■ SHORT EXERCISE ■
Copy the full set of lines exactly as given.

[Entries from a dataset]
▬▬▬▬▬▬▬▬▬▬

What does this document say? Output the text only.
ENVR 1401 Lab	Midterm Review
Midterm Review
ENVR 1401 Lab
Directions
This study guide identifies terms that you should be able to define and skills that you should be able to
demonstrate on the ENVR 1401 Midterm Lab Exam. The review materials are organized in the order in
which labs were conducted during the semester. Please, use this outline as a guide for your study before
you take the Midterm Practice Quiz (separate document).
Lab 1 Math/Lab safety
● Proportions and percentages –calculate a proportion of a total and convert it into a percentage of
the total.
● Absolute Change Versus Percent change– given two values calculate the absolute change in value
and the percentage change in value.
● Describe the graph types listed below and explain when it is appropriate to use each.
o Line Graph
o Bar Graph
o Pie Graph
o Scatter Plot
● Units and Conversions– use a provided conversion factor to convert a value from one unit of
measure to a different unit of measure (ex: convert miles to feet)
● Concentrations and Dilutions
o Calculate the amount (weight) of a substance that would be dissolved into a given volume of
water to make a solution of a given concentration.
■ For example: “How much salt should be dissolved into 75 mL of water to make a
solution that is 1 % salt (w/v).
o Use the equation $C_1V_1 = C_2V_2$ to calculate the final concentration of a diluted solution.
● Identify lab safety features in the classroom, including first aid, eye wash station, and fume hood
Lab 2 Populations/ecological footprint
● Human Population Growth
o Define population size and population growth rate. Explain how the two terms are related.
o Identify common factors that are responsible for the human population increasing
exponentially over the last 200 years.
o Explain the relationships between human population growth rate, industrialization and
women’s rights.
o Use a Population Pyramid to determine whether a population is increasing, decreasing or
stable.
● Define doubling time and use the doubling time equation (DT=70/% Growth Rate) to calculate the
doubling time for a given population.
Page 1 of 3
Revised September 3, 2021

▬▬▬▬▬▬▬▬▬▬

■ WRITTEN ANSWER ■
What does this document say? Output the text only.
ENVR 1401 Lab	Midterm Review
Midterm Review
ENVR 1401 Lab
Directions
This study guide identifies terms that you should be able to define and skills that you should be able to
demonstrate on the ENVR 1401 Midterm Lab Exam. The review materials are organized in the order in
which labs were conducted during the semester. Please, use this outline as a guide for your study before
you take the Midterm Practice Quiz (separate document).
Lab 1 Math/Lab safety
● Proportions and percentages –calculate a proportion of a total and convert it into a percentage of
the total.
● Absolute Change Versus Percent change– given two values calculate the absolute change in value
and the percentage change in value.
● Describe the graph types listed below and explain when it is appropriate to use each.
o Line Graph
o Bar Graph
o Pie Graph
o Scatter Plot
● Units and Conversions– use a provided conversion factor to convert a value from one unit of
measure to a different unit of measure (ex: convert miles to feet)
● Concentrations and Dilutions
o Calculate the amount (weight) of a substance that would be dissolved into a given volume of
water to make a solution of a given concentration.
■ For example: “How much salt should be dissolved into 75 mL of water to make a
solution that is 1 % salt (w/v).
o Use the equation $C_1V_1 = C_2V_2$ to calculate the final concentration of a diluted solution.
● Identify lab safety features in the classroom, including first aid, eye wash station, and fume hood
Lab 2 Populations/ecological footprint
● Human Population Growth
o Define population size and population growth rate. Explain how the two terms are related.
o Identify common factors that are responsible for the human population increasing
exponentially over the last 200 years.
o Explain the relationships between human population growth rate, industrialization and
women’s rights.
o Use a Population Pyramid to determine whether a population is increasing, decreasing or
stable.
● Define doubling time and use the doubling time equation (DT=70/% Growth Rate) to calculate the
doubling time for a given population.
Page 1 of 3
Revised September 3, 2021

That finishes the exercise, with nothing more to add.